▸ **DATA RECORDS**:
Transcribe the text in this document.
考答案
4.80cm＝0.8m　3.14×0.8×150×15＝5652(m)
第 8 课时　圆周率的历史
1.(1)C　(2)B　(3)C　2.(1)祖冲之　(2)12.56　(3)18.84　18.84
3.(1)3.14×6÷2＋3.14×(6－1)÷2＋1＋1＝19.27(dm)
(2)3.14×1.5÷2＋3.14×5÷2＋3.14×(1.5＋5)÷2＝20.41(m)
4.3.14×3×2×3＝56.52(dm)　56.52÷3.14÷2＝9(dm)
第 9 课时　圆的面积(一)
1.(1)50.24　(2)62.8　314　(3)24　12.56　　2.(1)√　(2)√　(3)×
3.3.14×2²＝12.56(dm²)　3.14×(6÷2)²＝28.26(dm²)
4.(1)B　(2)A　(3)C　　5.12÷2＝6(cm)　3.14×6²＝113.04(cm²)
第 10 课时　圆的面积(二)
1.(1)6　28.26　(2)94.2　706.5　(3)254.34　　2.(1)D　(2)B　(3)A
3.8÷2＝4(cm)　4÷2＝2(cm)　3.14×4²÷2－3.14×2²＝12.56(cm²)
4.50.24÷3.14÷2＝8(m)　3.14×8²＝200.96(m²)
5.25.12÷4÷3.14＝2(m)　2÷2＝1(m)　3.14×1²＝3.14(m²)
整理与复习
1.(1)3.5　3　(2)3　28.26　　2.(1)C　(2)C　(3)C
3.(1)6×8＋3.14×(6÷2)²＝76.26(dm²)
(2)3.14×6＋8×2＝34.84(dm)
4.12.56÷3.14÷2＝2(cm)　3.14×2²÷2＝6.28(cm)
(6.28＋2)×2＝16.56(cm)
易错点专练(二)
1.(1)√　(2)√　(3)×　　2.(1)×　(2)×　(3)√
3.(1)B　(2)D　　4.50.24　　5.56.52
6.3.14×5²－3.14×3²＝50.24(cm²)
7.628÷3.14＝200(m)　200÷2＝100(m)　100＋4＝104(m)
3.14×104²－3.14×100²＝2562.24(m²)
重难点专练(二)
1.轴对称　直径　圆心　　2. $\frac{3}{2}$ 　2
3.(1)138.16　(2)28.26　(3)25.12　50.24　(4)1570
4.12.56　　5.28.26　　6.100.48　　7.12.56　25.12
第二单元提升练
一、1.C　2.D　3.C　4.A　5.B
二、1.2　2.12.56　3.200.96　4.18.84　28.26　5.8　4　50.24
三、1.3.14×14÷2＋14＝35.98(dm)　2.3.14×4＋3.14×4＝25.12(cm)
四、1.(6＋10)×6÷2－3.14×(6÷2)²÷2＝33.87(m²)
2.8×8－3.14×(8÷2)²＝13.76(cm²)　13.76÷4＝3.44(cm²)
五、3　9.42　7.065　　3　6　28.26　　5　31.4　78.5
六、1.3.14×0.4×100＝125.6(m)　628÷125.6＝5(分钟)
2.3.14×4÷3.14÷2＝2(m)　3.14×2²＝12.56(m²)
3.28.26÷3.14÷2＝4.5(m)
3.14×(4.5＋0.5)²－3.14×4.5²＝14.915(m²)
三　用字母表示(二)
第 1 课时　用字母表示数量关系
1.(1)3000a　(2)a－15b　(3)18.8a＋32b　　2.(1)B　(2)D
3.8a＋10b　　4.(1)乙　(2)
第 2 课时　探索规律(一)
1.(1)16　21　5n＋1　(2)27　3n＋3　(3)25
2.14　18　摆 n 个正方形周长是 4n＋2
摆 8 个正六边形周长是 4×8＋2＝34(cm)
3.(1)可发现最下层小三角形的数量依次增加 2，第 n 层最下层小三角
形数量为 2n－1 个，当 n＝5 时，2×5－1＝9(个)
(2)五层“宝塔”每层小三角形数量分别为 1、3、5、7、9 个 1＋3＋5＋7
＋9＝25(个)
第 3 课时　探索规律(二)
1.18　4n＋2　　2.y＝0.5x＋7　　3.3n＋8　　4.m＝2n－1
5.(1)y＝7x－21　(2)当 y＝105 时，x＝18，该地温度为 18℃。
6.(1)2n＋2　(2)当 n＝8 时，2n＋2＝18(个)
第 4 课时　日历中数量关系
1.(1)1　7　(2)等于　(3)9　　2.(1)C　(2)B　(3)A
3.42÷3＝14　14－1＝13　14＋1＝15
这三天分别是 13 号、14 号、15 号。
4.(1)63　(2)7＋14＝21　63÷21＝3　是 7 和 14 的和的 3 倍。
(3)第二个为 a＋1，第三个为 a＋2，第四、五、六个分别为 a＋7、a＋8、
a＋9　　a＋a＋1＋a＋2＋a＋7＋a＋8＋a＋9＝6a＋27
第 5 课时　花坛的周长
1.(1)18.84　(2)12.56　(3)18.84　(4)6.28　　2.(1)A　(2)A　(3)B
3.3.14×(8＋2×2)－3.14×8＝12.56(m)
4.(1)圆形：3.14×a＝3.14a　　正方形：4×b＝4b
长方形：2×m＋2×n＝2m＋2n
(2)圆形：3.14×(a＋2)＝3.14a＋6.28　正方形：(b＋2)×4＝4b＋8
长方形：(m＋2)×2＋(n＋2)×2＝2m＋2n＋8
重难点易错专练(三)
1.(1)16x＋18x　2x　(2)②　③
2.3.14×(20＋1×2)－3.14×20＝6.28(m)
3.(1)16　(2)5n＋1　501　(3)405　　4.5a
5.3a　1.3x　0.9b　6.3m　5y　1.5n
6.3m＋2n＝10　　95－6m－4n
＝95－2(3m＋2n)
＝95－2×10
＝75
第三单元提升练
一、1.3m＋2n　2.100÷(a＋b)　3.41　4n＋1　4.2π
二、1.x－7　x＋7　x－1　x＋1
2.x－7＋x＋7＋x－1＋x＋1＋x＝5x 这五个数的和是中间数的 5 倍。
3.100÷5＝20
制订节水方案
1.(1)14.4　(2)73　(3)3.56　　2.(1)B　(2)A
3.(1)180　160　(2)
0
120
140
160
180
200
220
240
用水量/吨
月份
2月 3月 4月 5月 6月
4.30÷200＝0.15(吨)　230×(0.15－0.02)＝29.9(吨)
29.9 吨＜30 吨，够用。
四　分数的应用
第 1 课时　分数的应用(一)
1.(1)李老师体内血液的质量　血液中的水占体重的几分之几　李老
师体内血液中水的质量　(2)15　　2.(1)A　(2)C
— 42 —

▸ **EXERCISE INSTRUCTIONS**:
Provide all the records again, word for word.

▸ **OUTPUT OF THE TASK**:
Transcribe the text in this document.
考答案
4.80cm＝0.8m　3.14×0.8×150×15＝5652(m)
第 8 课时　圆周率的历史
1.(1)C　(2)B　(3)C　2.(1)祖冲之　(2)12.56　(3)18.84　18.84
3.(1)3.14×6÷2＋3.14×(6－1)÷2＋1＋1＝19.27(dm)
(2)3.14×1.5÷2＋3.14×5÷2＋3.14×(1.5＋5)÷2＝20.41(m)
4.3.14×3×2×3＝56.52(dm)　56.52÷3.14÷2＝9(dm)
第 9 课时　圆的面积(一)
1.(1)50.24　(2)62.8　314　(3)24　12.56　　2.(1)√　(2)√　(3)×
3.3.14×2²＝12.56(dm²)　3.14×(6÷2)²＝28.26(dm²)
4.(1)B　(2)A　(3)C　　5.12÷2＝6(cm)　3.14×6²＝113.04(cm²)
第 10 课时　圆的面积(二)
1.(1)6　28.26　(2)94.2　706.5　(3)254.34　　2.(1)D　(2)B　(3)A
3.8÷2＝4(cm)　4÷2＝2(cm)　3.14×4²÷2－3.14×2²＝12.56(cm²)
4.50.24÷3.14÷2＝8(m)　3.14×8²＝200.96(m²)
5.25.12÷4÷3.14＝2(m)　2÷2＝1(m)　3.14×1²＝3.14(m²)
整理与复习
1.(1)3.5　3　(2)3　28.26　　2.(1)C　(2)C　(3)C
3.(1)6×8＋3.14×(6÷2)²＝76.26(dm²)
(2)3.14×6＋8×2＝34.84(dm)
4.12.56÷3.14÷2＝2(cm)　3.14×2²÷2＝6.28(cm)
(6.28＋2)×2＝16.56(cm)
易错点专练(二)
1.(1)√　(2)√　(3)×　　2.(1)×　(2)×　(3)√
3.(1)B　(2)D　　4.50.24　　5.56.52
6.3.14×5²－3.14×3²＝50.24(cm²)
7.628÷3.14＝200(m)　200÷2＝100(m)　100＋4＝104(m)
3.14×104²－3.14×100²＝2562.24(m²)
重难点专练(二)
1.轴对称　直径　圆心　　2. $\frac{3}{2}$ 　2
3.(1)138.16　(2)28.26　(3)25.12　50.24　(4)1570
4.12.56　　5.28.26　　6.100.48　　7.12.56　25.12
第二单元提升练
一、1.C　2.D　3.C　4.A　5.B
二、1.2　2.12.56　3.200.96　4.18.84　28.26　5.8　4　50.24
三、1.3.14×14÷2＋14＝35.98(dm)　2.3.14×4＋3.14×4＝25.12(cm)
四、1.(6＋10)×6÷2－3.14×(6÷2)²÷2＝33.87(m²)
2.8×8－3.14×(8÷2)²＝13.76(cm²)　13.76÷4＝3.44(cm²)
五、3　9.42　7.065　　3　6　28.26　　5　31.4　78.5
六、1.3.14×0.4×100＝125.6(m)　628÷125.6＝5(分钟)
2.3.14×4÷3.14÷2＝2(m)　3.14×2²＝12.56(m²)
3.28.26÷3.14÷2＝4.5(m)
3.14×(4.5＋0.5)²－3.14×4.5²＝14.915(m²)
三　用字母表示(二)
第 1 课时　用字母表示数量关系
1.(1)3000a　(2)a－15b　(3)18.8a＋32b　　2.(1)B　(2)D
3.8a＋10b　　4.(1)乙　(2)
第 2 课时　探索规律(一)
1.(1)16　21　5n＋1　(2)27　3n＋3　(3)25
2.14　18　摆 n 个正方形周长是 4n＋2
摆 8 个正六边形周长是 4×8＋2＝34(cm)
3.(1)可发现最下层小三角形的数量依次增加 2，第 n 层最下层小三角
形数量为 2n－1 个，当 n＝5 时，2×5－1＝9(个)
(2)五层“宝塔”每层小三角形数量分别为 1、3、5、7、9 个 1＋3＋5＋7
＋9＝25(个)
第 3 课时　探索规律(二)
1.18　4n＋2　　2.y＝0.5x＋7　　3.3n＋8　　4.m＝2n－1
5.(1)y＝7x－21　(2)当 y＝105 时，x＝18，该地温度为 18℃。
6.(1)2n＋2　(2)当 n＝8 时，2n＋2＝18(个)
第 4 课时　日历中数量关系
1.(1)1　7　(2)等于　(3)9　　2.(1)C　(2)B　(3)A
3.42÷3＝14　14－1＝13　14＋1＝15
这三天分别是 13 号、14 号、15 号。
4.(1)63　(2)7＋14＝21　63÷21＝3　是 7 和 14 的和的 3 倍。
(3)第二个为 a＋1，第三个为 a＋2，第四、五、六个分别为 a＋7、a＋8、
a＋9　　a＋a＋1＋a＋2＋a＋7＋a＋8＋a＋9＝6a＋27
第 5 课时　花坛的周长
1.(1)18.84　(2)12.56　(3)18.84　(4)6.28　　2.(1)A　(2)A　(3)B
3.3.14×(8＋2×2)－3.14×8＝12.56(m)
4.(1)圆形：3.14×a＝3.14a　　正方形：4×b＝4b
长方形：2×m＋2×n＝2m＋2n
(2)圆形：3.14×(a＋2)＝3.14a＋6.28　正方形：(b＋2)×4＝4b＋8
长方形：(m＋2)×2＋(n＋2)×2＝2m＋2n＋8
重难点易错专练(三)
1.(1)16x＋18x　2x　(2)②　③
2.3.14×(20＋1×2)－3.14×20＝6.28(m)
3.(1)16　(2)5n＋1　501　(3)405　　4.5a
5.3a　1.3x　0.9b　6.3m　5y　1.5n
6.3m＋2n＝10　　95－6m－4n
＝95－2(3m＋2n)
＝95－2×10
＝75
第三单元提升练
一、1.3m＋2n　2.100÷(a＋b)　3.41　4n＋1　4.2π
二、1.x－7　x＋7　x－1　x＋1
2.x－7＋x＋7＋x－1＋x＋1＋x＝5x 这五个数的和是中间数的 5 倍。
3.100÷5＝20
制订节水方案
1.(1)14.4　(2)73　(3)3.56　　2.(1)B　(2)A
3.(1)180　160　(2)
0
120
140
160
180
200
220
240
用水量/吨
月份
2月 3月 4月 5月 6月
4.30÷200＝0.15(吨)　230×(0.15－0.02)＝29.9(吨)
29.9 吨＜30 吨，够用。
四　分数的应用
第 1 课时　分数的应用(一)
1.(1)李老师体内血液的质量　血液中的水占体重的几分之几　李老
师体内血液中水的质量　(2)15　　2.(1)A　(2)C
— 42 —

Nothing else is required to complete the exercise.